#### Extracted entries
■ ■ ■
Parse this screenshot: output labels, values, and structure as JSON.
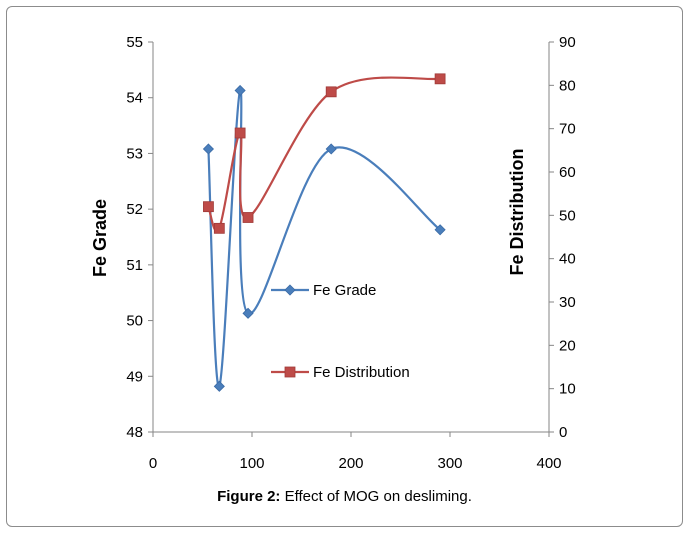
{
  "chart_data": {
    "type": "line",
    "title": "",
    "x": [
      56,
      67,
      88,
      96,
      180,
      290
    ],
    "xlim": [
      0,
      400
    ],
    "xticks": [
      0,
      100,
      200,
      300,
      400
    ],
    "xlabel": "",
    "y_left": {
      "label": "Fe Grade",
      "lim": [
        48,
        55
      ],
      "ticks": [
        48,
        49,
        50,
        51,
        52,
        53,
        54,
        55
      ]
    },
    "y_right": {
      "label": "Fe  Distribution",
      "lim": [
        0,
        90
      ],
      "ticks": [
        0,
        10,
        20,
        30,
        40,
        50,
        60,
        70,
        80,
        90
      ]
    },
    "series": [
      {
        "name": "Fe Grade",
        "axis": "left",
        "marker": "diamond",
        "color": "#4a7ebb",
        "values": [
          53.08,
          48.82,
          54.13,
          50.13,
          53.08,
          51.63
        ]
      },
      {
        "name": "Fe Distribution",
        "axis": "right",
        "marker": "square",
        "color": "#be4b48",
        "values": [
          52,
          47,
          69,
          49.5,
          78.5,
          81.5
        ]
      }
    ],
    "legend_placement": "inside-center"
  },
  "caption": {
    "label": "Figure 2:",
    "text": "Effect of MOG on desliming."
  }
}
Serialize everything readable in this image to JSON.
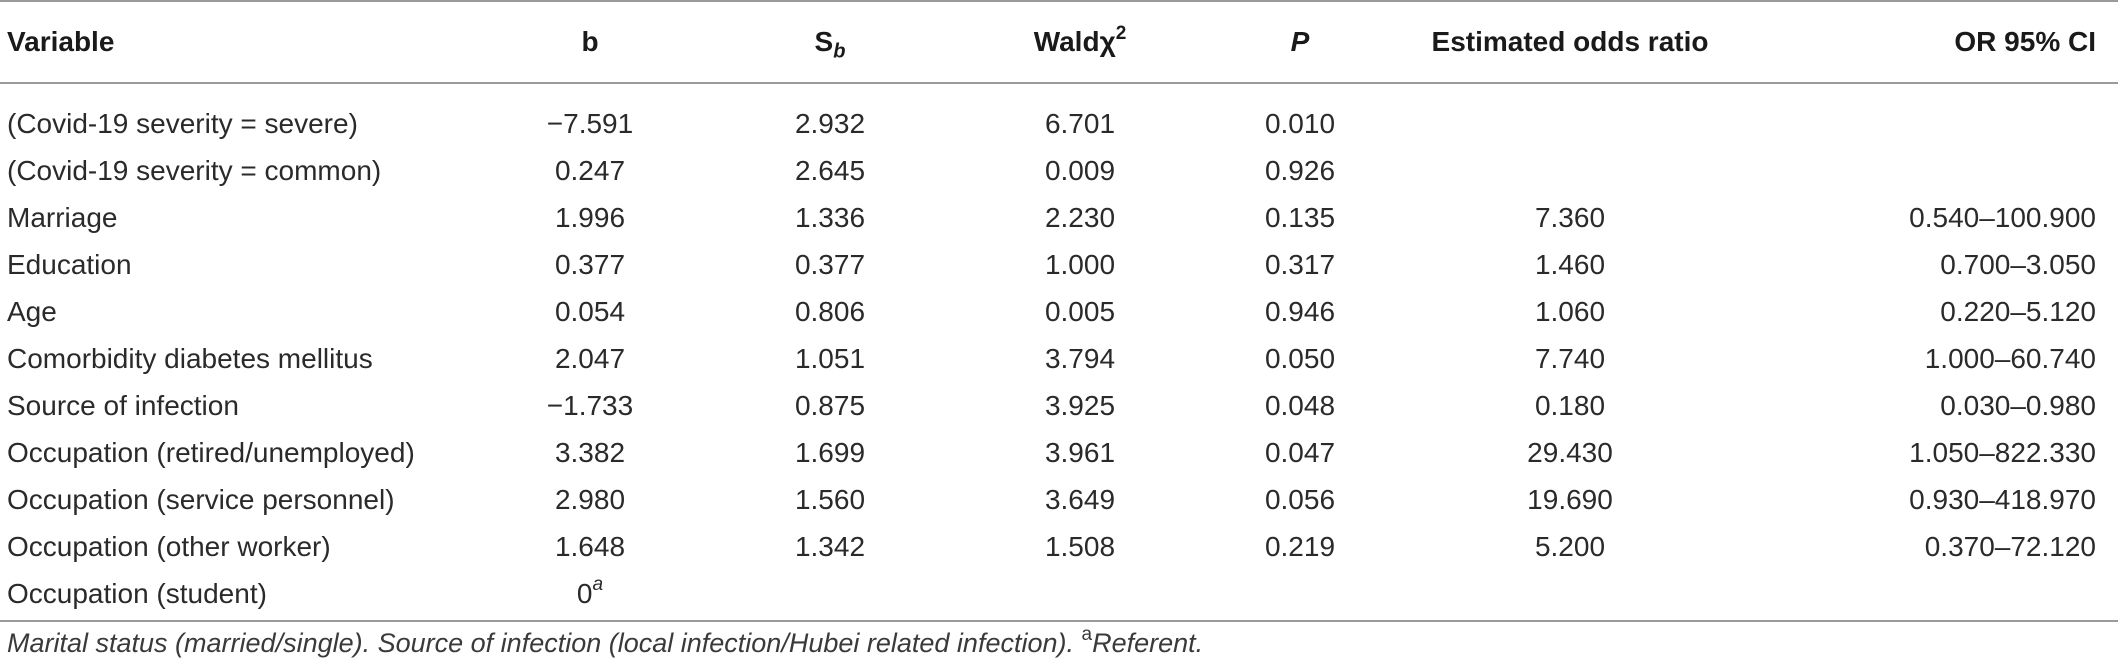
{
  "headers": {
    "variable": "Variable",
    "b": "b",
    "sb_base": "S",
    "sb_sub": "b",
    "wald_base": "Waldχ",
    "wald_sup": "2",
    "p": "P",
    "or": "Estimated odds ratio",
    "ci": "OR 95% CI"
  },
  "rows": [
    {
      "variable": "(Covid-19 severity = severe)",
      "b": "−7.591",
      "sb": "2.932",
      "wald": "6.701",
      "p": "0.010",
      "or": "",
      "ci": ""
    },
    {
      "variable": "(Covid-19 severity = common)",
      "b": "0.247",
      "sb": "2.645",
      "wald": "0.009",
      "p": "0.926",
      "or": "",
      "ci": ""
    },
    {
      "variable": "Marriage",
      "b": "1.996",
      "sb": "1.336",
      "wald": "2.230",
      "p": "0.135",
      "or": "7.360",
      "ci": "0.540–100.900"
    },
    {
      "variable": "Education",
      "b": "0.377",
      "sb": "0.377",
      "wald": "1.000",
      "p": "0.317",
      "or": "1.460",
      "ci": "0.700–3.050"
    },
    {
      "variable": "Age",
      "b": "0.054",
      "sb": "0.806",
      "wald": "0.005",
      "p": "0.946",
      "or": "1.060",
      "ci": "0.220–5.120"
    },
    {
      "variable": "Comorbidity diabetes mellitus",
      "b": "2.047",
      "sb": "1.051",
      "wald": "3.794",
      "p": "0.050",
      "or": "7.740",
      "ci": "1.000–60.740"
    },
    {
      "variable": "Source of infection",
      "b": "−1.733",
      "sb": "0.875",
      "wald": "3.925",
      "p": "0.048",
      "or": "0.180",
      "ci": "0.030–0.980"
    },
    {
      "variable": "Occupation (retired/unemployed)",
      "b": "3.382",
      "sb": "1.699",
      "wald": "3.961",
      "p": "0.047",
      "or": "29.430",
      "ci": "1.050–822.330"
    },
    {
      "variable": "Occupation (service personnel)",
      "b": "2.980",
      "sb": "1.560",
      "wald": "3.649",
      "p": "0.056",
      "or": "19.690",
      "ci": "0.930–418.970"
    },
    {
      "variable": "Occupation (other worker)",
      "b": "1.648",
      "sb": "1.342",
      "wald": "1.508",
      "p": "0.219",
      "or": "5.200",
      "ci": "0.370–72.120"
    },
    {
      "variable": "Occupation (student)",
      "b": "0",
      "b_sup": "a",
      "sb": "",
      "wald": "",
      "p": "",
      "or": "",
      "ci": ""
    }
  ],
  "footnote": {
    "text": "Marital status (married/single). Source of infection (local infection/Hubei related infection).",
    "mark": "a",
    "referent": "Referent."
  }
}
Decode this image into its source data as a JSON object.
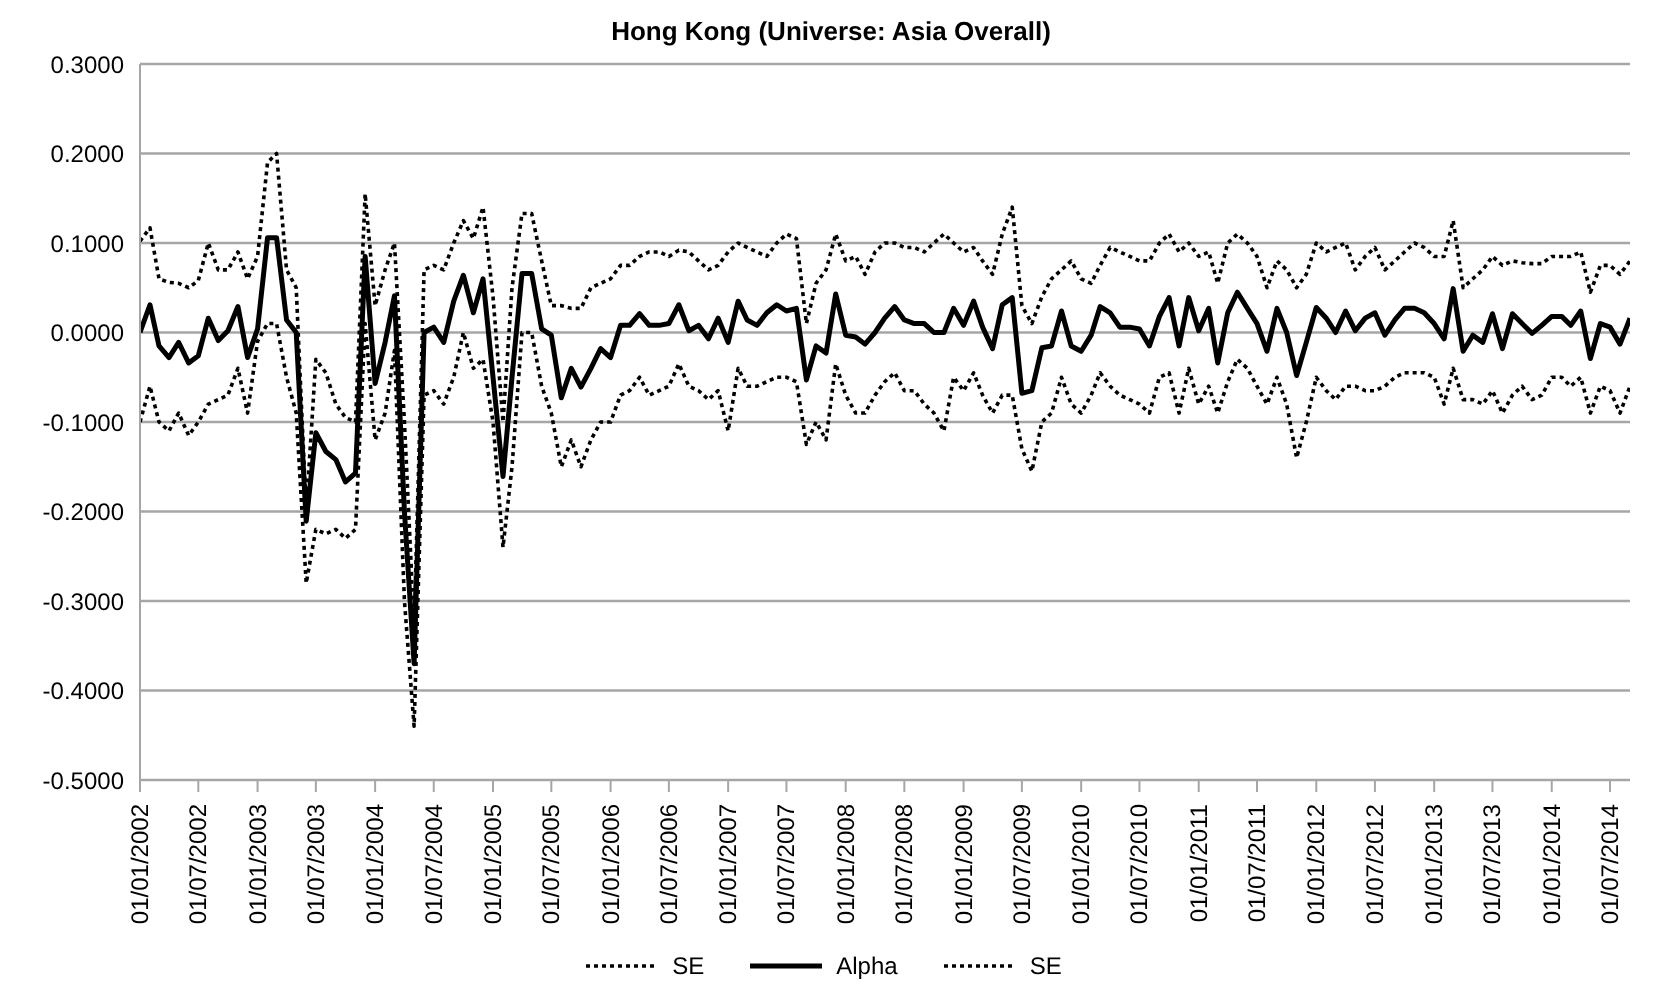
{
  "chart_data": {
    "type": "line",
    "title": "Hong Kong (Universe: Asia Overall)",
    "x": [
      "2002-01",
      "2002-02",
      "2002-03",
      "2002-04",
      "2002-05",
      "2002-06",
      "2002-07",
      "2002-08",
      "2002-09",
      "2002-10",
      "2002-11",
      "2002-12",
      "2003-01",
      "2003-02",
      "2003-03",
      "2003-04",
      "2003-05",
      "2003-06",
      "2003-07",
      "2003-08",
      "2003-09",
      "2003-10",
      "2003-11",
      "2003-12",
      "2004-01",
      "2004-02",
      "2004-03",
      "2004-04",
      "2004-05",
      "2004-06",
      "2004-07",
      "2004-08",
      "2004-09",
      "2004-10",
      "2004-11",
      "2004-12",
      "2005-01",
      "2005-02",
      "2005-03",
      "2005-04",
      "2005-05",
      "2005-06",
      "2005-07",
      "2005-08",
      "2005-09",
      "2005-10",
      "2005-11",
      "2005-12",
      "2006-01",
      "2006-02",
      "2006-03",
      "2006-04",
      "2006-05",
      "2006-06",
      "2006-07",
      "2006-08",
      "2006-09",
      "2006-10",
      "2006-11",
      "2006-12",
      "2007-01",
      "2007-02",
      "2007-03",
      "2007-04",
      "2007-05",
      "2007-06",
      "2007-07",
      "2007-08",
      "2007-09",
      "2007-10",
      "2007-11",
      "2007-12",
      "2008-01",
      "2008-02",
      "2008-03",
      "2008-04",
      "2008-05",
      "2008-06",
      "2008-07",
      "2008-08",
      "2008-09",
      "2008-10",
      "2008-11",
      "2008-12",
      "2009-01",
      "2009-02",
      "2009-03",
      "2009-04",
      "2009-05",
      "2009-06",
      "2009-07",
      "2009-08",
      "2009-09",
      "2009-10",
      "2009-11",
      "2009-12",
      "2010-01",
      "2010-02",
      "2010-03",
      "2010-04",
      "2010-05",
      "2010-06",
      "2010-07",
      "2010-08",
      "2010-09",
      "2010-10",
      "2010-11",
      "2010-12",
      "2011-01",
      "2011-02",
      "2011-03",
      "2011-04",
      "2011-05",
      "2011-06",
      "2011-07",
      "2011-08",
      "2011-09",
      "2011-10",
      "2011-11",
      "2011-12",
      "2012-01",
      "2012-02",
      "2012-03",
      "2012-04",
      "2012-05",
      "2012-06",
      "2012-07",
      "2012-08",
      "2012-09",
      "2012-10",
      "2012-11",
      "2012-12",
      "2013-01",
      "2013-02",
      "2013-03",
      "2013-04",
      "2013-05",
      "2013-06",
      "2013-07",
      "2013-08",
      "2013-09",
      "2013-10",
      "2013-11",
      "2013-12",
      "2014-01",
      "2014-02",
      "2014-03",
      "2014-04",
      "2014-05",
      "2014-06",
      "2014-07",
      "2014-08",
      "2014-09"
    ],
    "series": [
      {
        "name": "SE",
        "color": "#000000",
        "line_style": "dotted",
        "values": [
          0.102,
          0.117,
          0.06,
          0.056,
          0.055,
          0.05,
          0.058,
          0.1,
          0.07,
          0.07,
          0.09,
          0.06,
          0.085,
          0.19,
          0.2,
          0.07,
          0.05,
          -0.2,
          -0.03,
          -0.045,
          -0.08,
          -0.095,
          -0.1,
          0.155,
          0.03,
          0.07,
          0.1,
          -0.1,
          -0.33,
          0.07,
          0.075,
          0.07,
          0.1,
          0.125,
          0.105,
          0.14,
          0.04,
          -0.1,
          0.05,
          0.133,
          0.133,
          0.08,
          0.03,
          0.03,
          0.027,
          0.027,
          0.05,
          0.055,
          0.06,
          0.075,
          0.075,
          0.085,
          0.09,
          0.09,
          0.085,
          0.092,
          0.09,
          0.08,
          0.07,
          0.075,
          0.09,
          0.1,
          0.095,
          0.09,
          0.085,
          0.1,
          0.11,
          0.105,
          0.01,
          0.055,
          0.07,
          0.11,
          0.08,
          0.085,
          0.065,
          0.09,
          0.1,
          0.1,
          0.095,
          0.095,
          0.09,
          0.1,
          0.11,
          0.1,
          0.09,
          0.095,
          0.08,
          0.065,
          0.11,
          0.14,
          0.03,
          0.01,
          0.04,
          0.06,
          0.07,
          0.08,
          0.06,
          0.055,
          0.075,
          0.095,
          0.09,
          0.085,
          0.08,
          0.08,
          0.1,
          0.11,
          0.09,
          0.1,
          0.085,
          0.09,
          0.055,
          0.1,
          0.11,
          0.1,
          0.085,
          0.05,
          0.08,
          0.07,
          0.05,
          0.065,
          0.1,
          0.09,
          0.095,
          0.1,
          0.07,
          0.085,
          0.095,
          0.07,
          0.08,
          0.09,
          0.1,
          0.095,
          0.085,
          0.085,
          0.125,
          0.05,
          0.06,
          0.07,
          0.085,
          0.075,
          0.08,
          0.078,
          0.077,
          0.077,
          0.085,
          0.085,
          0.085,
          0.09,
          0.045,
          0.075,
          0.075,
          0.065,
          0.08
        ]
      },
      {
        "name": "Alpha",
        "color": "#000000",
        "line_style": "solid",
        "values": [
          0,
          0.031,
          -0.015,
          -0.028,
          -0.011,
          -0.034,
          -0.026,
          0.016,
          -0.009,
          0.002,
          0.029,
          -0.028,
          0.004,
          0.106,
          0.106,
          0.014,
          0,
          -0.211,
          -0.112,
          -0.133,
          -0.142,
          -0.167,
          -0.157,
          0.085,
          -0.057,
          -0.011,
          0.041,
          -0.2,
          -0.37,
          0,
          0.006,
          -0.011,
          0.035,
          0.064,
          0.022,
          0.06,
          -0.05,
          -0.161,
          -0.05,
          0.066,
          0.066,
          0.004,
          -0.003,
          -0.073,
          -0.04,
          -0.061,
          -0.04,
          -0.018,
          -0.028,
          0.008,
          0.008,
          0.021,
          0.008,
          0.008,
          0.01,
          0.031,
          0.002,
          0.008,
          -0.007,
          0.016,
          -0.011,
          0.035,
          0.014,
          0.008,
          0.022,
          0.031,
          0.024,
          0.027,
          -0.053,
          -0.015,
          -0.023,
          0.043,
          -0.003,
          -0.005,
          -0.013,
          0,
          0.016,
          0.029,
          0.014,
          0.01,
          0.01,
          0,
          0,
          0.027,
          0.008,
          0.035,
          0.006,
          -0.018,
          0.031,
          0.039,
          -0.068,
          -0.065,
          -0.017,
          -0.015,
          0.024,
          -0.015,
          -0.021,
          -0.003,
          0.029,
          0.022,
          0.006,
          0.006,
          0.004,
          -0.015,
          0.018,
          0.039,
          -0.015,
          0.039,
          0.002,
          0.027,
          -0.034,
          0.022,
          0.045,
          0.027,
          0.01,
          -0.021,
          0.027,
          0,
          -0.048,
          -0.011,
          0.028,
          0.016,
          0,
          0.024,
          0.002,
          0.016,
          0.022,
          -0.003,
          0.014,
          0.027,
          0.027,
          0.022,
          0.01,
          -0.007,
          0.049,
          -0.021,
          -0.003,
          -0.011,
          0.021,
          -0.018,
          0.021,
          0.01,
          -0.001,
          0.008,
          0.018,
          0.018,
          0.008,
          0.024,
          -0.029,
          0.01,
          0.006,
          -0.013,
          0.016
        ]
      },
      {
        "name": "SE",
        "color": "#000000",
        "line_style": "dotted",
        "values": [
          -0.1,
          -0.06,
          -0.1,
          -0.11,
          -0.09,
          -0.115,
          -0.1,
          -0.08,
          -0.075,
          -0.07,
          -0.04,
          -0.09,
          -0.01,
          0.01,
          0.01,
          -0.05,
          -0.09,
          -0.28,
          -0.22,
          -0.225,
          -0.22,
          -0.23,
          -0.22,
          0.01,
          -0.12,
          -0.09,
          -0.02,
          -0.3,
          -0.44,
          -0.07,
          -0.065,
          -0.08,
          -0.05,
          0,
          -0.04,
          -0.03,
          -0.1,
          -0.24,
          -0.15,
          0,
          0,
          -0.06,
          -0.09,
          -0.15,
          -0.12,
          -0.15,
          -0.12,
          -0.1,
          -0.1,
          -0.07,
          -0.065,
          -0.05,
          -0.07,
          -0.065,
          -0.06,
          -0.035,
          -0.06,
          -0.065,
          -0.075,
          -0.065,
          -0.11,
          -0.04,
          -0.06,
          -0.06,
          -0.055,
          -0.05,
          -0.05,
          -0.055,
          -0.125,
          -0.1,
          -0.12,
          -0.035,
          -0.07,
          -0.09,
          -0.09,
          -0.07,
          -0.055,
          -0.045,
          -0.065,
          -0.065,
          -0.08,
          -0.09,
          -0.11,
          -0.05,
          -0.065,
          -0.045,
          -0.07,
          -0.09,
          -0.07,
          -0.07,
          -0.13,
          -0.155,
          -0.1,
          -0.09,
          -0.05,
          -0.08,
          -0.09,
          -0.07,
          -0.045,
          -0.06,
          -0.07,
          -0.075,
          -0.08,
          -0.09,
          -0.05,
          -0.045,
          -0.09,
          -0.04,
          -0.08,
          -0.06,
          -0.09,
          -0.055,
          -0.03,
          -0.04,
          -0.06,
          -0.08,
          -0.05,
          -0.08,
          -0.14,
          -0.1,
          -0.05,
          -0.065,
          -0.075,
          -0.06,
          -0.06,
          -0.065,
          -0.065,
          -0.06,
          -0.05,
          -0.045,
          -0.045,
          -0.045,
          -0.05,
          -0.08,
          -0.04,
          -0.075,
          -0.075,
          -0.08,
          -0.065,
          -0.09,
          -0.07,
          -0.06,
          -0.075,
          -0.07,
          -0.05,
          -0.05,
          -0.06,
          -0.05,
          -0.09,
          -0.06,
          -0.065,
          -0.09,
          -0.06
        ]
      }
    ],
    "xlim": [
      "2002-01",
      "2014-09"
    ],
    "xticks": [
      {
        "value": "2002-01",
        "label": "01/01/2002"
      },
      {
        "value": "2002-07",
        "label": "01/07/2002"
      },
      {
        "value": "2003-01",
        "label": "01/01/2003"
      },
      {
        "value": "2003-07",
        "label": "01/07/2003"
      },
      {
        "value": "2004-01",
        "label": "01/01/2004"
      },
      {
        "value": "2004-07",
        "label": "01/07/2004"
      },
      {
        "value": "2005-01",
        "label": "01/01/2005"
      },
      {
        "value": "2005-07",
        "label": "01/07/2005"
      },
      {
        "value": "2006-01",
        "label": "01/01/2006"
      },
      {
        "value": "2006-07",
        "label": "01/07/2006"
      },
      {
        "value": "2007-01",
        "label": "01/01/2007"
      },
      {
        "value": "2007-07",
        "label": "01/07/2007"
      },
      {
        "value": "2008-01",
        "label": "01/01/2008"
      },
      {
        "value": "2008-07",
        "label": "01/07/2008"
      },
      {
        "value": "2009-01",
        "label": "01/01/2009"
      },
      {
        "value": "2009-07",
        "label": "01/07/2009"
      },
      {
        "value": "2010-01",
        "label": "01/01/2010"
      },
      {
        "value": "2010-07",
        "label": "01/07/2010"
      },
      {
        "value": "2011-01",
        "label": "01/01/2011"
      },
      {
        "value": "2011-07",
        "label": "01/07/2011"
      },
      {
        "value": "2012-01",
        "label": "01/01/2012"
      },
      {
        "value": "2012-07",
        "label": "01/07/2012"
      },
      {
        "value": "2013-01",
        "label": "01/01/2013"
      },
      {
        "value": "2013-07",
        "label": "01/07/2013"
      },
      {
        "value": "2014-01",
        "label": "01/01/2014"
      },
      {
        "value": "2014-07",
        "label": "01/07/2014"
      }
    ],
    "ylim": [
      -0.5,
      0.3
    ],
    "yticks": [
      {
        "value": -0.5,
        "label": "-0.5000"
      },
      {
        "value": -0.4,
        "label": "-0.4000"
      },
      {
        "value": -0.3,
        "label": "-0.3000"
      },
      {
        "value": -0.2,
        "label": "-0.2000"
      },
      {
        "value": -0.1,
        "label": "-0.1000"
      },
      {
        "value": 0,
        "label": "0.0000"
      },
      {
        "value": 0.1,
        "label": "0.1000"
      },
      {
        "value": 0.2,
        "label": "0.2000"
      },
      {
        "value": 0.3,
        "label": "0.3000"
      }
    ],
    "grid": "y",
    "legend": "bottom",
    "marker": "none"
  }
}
■ ■ ■
#### Exercise brief
List each line of the records that holds the string "variable".

#### Exercise answer
    "variable": "Variable",
      "variable": "(Covid-19 severity = severe)",
      "variable": "(Covid-19 severity = common)",
      "variable": "Marriage",
      "variable": "Education",
      "variable": "Age",
      "variable": "Comorbidity diabetes mellitus",
      "variable": "Source of infection",
      "variable": "Occupation (retired/unemployed)",
      "variable": "Occupation (service personnel)",
      "variable": "Occupation (other worker)",
      "variable": "Occupation (student)",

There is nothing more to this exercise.